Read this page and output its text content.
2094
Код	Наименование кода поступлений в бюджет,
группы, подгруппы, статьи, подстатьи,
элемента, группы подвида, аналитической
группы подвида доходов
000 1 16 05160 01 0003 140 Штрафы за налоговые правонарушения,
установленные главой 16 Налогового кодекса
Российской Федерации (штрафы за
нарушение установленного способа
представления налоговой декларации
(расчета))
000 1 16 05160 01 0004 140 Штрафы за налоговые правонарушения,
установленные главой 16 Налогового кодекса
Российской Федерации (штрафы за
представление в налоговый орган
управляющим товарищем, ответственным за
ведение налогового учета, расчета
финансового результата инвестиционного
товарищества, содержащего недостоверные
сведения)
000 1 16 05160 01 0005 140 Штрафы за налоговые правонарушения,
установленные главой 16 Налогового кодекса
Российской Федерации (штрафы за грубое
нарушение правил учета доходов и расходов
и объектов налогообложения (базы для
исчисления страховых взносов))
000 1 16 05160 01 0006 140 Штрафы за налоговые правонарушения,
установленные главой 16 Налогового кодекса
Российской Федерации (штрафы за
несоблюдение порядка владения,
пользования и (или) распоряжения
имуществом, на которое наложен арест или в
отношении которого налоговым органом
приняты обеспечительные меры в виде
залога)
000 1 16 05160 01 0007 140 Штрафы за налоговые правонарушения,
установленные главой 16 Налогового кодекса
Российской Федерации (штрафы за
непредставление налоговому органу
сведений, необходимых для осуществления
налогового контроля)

......

▶ _WHAT YOU NEED TO DO_
Write the listing out again, exactly as it reads.

▶ _RESPONSE TO THIS TASK_
Read this page and output its text content.
2094
Код	Наименование кода поступлений в бюджет,
группы, подгруппы, статьи, подстатьи,
элемента, группы подвида, аналитической
группы подвида доходов
000 1 16 05160 01 0003 140 Штрафы за налоговые правонарушения,
установленные главой 16 Налогового кодекса
Российской Федерации (штрафы за
нарушение установленного способа
представления налоговой декларации
(расчета))
000 1 16 05160 01 0004 140 Штрафы за налоговые правонарушения,
установленные главой 16 Налогового кодекса
Российской Федерации (штрафы за
представление в налоговый орган
управляющим товарищем, ответственным за
ведение налогового учета, расчета
финансового результата инвестиционного
товарищества, содержащего недостоверные
сведения)
000 1 16 05160 01 0005 140 Штрафы за налоговые правонарушения,
установленные главой 16 Налогового кодекса
Российской Федерации (штрафы за грубое
нарушение правил учета доходов и расходов
и объектов налогообложения (базы для
исчисления страховых взносов))
000 1 16 05160 01 0006 140 Штрафы за налоговые правонарушения,
установленные главой 16 Налогового кодекса
Российской Федерации (штрафы за
несоблюдение порядка владения,
пользования и (или) распоряжения
имуществом, на которое наложен арест или в
отношении которого налоговым органом
приняты обеспечительные меры в виде
залога)
000 1 16 05160 01 0007 140 Штрафы за налоговые правонарушения,
установленные главой 16 Налогового кодекса
Российской Федерации (штрафы за
непредставление налоговому органу
сведений, необходимых для осуществления
налогового контроля)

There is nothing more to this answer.